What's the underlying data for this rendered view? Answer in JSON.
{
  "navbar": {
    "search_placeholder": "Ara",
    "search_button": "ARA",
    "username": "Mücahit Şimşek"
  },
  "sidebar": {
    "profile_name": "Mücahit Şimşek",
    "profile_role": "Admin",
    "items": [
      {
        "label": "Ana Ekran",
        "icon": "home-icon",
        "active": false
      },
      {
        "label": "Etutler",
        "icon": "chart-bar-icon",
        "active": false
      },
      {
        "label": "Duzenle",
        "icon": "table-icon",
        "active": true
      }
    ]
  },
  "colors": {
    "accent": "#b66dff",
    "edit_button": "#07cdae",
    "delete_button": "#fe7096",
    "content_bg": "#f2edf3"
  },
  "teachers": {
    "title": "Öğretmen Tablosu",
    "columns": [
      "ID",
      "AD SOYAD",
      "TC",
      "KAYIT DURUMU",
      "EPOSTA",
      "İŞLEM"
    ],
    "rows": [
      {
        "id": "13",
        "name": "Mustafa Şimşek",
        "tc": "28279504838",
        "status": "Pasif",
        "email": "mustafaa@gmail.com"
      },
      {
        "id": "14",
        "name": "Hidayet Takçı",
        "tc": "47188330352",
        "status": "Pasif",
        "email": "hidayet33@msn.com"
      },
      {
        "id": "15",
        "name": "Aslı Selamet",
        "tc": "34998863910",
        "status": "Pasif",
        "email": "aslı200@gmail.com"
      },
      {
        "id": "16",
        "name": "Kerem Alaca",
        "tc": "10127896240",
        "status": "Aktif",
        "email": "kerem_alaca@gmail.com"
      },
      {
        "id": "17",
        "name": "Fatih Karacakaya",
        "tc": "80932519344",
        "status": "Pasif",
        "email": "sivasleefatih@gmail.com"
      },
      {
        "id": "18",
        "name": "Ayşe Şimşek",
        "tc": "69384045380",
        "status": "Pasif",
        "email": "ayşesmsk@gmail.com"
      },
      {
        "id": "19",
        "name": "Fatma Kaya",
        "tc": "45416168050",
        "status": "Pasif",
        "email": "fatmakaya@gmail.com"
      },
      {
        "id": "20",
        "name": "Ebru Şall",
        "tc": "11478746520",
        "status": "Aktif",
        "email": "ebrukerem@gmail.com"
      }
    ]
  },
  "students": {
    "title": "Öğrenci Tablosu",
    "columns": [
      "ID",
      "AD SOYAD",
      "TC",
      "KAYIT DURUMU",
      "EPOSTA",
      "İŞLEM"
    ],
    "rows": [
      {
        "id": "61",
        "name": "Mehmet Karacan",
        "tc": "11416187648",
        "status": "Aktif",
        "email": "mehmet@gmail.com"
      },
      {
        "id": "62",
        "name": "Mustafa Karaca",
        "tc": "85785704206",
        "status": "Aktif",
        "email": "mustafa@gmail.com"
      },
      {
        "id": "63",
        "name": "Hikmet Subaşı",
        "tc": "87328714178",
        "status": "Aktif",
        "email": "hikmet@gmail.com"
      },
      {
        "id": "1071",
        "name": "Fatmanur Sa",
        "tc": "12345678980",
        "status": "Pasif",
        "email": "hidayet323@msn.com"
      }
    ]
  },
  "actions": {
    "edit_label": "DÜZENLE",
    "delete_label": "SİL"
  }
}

-- Stated exercise --
Give the records above again, word for word.

-- Response --
What's the underlying data for this rendered view? Answer in JSON.
{
  "navbar": {
    "search_placeholder": "Ara",
    "search_button": "ARA",
    "username": "Mücahit Şimşek"
  },
  "sidebar": {
    "profile_name": "Mücahit Şimşek",
    "profile_role": "Admin",
    "items": [
      {
        "label": "Ana Ekran",
        "icon": "home-icon",
        "active": false
      },
      {
        "label": "Etutler",
        "icon": "chart-bar-icon",
        "active": false
      },
      {
        "label": "Duzenle",
        "icon": "table-icon",
        "active": true
      }
    ]
  },
  "colors": {
    "accent": "#b66dff",
    "edit_button": "#07cdae",
    "delete_button": "#fe7096",
    "content_bg": "#f2edf3"
  },
  "teachers": {
    "title": "Öğretmen Tablosu",
    "columns": [
      "ID",
      "AD SOYAD",
      "TC",
      "KAYIT DURUMU",
      "EPOSTA",
      "İŞLEM"
    ],
    "rows": [
      {
        "id": "13",
        "name": "Mustafa Şimşek",
        "tc": "28279504838",
        "status": "Pasif",
        "email": "mustafaa@gmail.com"
      },
      {
        "id": "14",
        "name": "Hidayet Takçı",
        "tc": "47188330352",
        "status": "Pasif",
        "email": "hidayet33@msn.com"
      },
      {
        "id": "15",
        "name": "Aslı Selamet",
        "tc": "34998863910",
        "status": "Pasif",
        "email": "aslı200@gmail.com"
      },
      {
        "id": "16",
        "name": "Kerem Alaca",
        "tc": "10127896240",
        "status": "Aktif",
        "email": "kerem_alaca@gmail.com"
      },
      {
        "id": "17",
        "name": "Fatih Karacakaya",
        "tc": "80932519344",
        "status": "Pasif",
        "email": "sivasleefatih@gmail.com"
      },
      {
        "id": "18",
        "name": "Ayşe Şimşek",
        "tc": "69384045380",
        "status": "Pasif",
        "email": "ayşesmsk@gmail.com"
      },
      {
        "id": "19",
        "name": "Fatma Kaya",
        "tc": "45416168050",
        "status": "Pasif",
        "email": "fatmakaya@gmail.com"
      },
      {
        "id": "20",
        "name": "Ebru Şall",
        "tc": "11478746520",
        "status": "Aktif",
        "email": "ebrukerem@gmail.com"
      }
    ]
  },
  "students": {
    "title": "Öğrenci Tablosu",
    "columns": [
      "ID",
      "AD SOYAD",
      "TC",
      "KAYIT DURUMU",
      "EPOSTA",
      "İŞLEM"
    ],
    "rows": [
      {
        "id": "61",
        "name": "Mehmet Karacan",
        "tc": "11416187648",
        "status": "Aktif",
        "email": "mehmet@gmail.com"
      },
      {
        "id": "62",
        "name": "Mustafa Karaca",
        "tc": "85785704206",
        "status": "Aktif",
        "email": "mustafa@gmail.com"
      },
      {
        "id": "63",
        "name": "Hikmet Subaşı",
        "tc": "87328714178",
        "status": "Aktif",
        "email": "hikmet@gmail.com"
      },
      {
        "id": "1071",
        "name": "Fatmanur Sa",
        "tc": "12345678980",
        "status": "Pasif",
        "email": "hidayet323@msn.com"
      }
    ]
  },
  "actions": {
    "edit_label": "DÜZENLE",
    "delete_label": "SİL"
  }
}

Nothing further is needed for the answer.